§ **Problem statement**: Go through the records underneath and write each one out again exactly.

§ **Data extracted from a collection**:
>>>
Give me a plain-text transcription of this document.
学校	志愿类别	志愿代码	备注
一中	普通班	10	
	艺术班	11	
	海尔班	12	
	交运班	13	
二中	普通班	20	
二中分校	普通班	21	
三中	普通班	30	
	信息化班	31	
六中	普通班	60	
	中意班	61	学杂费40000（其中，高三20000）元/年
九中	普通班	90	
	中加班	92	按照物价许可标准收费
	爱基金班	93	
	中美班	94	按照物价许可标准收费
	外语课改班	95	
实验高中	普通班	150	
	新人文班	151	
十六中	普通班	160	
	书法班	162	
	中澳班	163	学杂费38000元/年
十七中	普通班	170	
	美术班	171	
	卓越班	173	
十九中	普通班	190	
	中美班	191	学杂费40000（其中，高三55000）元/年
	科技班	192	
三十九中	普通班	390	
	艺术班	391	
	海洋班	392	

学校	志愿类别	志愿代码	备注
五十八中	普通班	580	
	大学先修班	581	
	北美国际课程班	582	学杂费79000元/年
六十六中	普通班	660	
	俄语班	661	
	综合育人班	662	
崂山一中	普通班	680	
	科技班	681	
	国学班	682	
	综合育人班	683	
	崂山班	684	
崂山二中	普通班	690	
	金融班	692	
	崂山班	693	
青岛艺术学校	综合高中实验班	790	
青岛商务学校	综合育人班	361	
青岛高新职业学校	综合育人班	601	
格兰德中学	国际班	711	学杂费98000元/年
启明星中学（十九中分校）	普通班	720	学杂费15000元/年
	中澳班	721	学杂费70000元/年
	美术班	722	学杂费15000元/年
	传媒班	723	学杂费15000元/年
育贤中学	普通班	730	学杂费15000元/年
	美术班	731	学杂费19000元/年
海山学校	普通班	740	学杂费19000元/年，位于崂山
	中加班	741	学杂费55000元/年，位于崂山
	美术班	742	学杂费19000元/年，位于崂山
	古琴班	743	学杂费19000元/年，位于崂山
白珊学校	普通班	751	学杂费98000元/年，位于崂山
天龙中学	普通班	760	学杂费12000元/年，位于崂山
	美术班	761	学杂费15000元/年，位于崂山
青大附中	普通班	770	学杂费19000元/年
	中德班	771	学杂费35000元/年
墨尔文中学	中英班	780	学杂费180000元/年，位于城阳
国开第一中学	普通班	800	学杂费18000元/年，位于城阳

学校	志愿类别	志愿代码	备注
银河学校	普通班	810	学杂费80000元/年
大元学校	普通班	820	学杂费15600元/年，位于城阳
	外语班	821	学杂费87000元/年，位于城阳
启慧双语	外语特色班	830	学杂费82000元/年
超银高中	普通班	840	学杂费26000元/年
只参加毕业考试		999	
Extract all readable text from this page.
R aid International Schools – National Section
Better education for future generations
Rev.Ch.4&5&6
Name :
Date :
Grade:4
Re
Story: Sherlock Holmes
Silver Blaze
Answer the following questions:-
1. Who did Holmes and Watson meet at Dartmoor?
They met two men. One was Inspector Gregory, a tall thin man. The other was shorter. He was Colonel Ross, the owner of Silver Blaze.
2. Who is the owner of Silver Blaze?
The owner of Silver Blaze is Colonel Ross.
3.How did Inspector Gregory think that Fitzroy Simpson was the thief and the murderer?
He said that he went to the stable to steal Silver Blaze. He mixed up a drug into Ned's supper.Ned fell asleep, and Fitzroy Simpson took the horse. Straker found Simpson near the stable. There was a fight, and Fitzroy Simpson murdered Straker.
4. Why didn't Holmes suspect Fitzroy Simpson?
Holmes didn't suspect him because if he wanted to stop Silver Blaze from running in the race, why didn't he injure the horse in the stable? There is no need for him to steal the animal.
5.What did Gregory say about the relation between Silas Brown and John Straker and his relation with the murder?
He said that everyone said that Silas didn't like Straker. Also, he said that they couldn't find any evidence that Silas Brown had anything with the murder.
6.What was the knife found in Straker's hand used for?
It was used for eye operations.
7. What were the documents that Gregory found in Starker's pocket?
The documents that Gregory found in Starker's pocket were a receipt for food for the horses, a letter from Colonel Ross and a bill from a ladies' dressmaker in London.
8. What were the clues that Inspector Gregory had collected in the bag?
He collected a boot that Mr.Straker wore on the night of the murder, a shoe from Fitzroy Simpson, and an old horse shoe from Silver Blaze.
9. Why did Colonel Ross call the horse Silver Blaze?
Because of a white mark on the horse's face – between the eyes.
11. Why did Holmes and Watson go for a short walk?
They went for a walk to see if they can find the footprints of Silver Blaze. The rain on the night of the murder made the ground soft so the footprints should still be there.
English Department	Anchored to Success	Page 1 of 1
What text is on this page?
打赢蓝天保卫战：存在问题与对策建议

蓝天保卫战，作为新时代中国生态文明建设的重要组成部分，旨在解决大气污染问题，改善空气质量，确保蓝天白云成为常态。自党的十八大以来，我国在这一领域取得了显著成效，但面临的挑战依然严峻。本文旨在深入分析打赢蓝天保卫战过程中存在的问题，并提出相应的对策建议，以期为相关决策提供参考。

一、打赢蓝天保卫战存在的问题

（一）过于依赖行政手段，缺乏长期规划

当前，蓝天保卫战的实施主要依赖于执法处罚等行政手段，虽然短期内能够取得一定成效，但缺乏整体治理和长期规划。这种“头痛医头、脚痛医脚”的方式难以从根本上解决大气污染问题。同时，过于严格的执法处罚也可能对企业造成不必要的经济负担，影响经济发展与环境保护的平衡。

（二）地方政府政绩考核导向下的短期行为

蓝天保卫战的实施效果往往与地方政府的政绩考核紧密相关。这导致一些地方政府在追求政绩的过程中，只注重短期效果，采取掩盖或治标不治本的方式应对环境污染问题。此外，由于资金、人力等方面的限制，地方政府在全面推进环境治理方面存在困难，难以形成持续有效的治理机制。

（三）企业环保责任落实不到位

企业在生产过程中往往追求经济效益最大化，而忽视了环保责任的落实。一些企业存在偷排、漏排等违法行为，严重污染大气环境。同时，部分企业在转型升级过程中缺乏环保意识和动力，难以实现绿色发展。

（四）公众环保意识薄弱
<<<
§ **Solution for this task**:
Give me a plain-text transcription of this document.
学校	志愿类别	志愿代码	备注
一中	普通班	10	
	艺术班	11	
	海尔班	12	
	交运班	13	
二中	普通班	20	
二中分校	普通班	21	
三中	普通班	30	
	信息化班	31	
六中	普通班	60	
	中意班	61	学杂费40000（其中，高三20000）元/年
九中	普通班	90	
	中加班	92	按照物价许可标准收费
	爱基金班	93	
	中美班	94	按照物价许可标准收费
	外语课改班	95	
实验高中	普通班	150	
	新人文班	151	
十六中	普通班	160	
	书法班	162	
	中澳班	163	学杂费38000元/年
十七中	普通班	170	
	美术班	171	
	卓越班	173	
十九中	普通班	190	
	中美班	191	学杂费40000（其中，高三55000）元/年
	科技班	192	
三十九中	普通班	390	
	艺术班	391	
	海洋班	392	

学校	志愿类别	志愿代码	备注
五十八中	普通班	580	
	大学先修班	581	
	北美国际课程班	582	学杂费79000元/年
六十六中	普通班	660	
	俄语班	661	
	综合育人班	662	
崂山一中	普通班	680	
	科技班	681	
	国学班	682	
	综合育人班	683	
	崂山班	684	
崂山二中	普通班	690	
	金融班	692	
	崂山班	693	
青岛艺术学校	综合高中实验班	790	
青岛商务学校	综合育人班	361	
青岛高新职业学校	综合育人班	601	
格兰德中学	国际班	711	学杂费98000元/年
启明星中学（十九中分校）	普通班	720	学杂费15000元/年
	中澳班	721	学杂费70000元/年
	美术班	722	学杂费15000元/年
	传媒班	723	学杂费15000元/年
育贤中学	普通班	730	学杂费15000元/年
	美术班	731	学杂费19000元/年
海山学校	普通班	740	学杂费19000元/年，位于崂山
	中加班	741	学杂费55000元/年，位于崂山
	美术班	742	学杂费19000元/年，位于崂山
	古琴班	743	学杂费19000元/年，位于崂山
白珊学校	普通班	751	学杂费98000元/年，位于崂山
天龙中学	普通班	760	学杂费12000元/年，位于崂山
	美术班	761	学杂费15000元/年，位于崂山
青大附中	普通班	770	学杂费19000元/年
	中德班	771	学杂费35000元/年
墨尔文中学	中英班	780	学杂费180000元/年，位于城阳
国开第一中学	普通班	800	学杂费18000元/年，位于城阳

学校	志愿类别	志愿代码	备注
银河学校	普通班	810	学杂费80000元/年
大元学校	普通班	820	学杂费15600元/年，位于城阳
	外语班	821	学杂费87000元/年，位于城阳
启慧双语	外语特色班	830	学杂费82000元/年
超银高中	普通班	840	学杂费26000元/年
只参加毕业考试		999	
Extract all readable text from this page.
R aid International Schools – National Section
Better education for future generations
Rev.Ch.4&5&6
Name :
Date :
Grade:4
Re
Story: Sherlock Holmes
Silver Blaze
Answer the following questions:-
1. Who did Holmes and Watson meet at Dartmoor?
They met two men. One was Inspector Gregory, a tall thin man. The other was shorter. He was Colonel Ross, the owner of Silver Blaze.
2. Who is the owner of Silver Blaze?
The owner of Silver Blaze is Colonel Ross.
3.How did Inspector Gregory think that Fitzroy Simpson was the thief and the murderer?
He said that he went to the stable to steal Silver Blaze. He mixed up a drug into Ned's supper.Ned fell asleep, and Fitzroy Simpson took the horse. Straker found Simpson near the stable. There was a fight, and Fitzroy Simpson murdered Straker.
4. Why didn't Holmes suspect Fitzroy Simpson?
Holmes didn't suspect him because if he wanted to stop Silver Blaze from running in the race, why didn't he injure the horse in the stable? There is no need for him to steal the animal.
5.What did Gregory say about the relation between Silas Brown and John Straker and his relation with the murder?
He said that everyone said that Silas didn't like Straker. Also, he said that they couldn't find any evidence that Silas Brown had anything with the murder.
6.What was the knife found in Straker's hand used for?
It was used for eye operations.
7. What were the documents that Gregory found in Starker's pocket?
The documents that Gregory found in Starker's pocket were a receipt for food for the horses, a letter from Colonel Ross and a bill from a ladies' dressmaker in London.
8. What were the clues that Inspector Gregory had collected in the bag?
He collected a boot that Mr.Straker wore on the night of the murder, a shoe from Fitzroy Simpson, and an old horse shoe from Silver Blaze.
9. Why did Colonel Ross call the horse Silver Blaze?
Because of a white mark on the horse's face – between the eyes.
11. Why did Holmes and Watson go for a short walk?
They went for a walk to see if they can find the footprints of Silver Blaze. The rain on the night of the murder made the ground soft so the footprints should still be there.
English Department	Anchored to Success	Page 1 of 1
What text is on this page?
打赢蓝天保卫战：存在问题与对策建议

蓝天保卫战，作为新时代中国生态文明建设的重要组成部分，旨在解决大气污染问题，改善空气质量，确保蓝天白云成为常态。自党的十八大以来，我国在这一领域取得了显著成效，但面临的挑战依然严峻。本文旨在深入分析打赢蓝天保卫战过程中存在的问题，并提出相应的对策建议，以期为相关决策提供参考。

一、打赢蓝天保卫战存在的问题

（一）过于依赖行政手段，缺乏长期规划

当前，蓝天保卫战的实施主要依赖于执法处罚等行政手段，虽然短期内能够取得一定成效，但缺乏整体治理和长期规划。这种“头痛医头、脚痛医脚”的方式难以从根本上解决大气污染问题。同时，过于严格的执法处罚也可能对企业造成不必要的经济负担，影响经济发展与环境保护的平衡。

（二）地方政府政绩考核导向下的短期行为

蓝天保卫战的实施效果往往与地方政府的政绩考核紧密相关。这导致一些地方政府在追求政绩的过程中，只注重短期效果，采取掩盖或治标不治本的方式应对环境污染问题。此外，由于资金、人力等方面的限制，地方政府在全面推进环境治理方面存在困难，难以形成持续有效的治理机制。

（三）企业环保责任落实不到位

企业在生产过程中往往追求经济效益最大化，而忽视了环保责任的落实。一些企业存在偷排、漏排等违法行为，严重污染大气环境。同时，部分企业在转型升级过程中缺乏环保意识和动力，难以实现绿色发展。

（四）公众环保意识薄弱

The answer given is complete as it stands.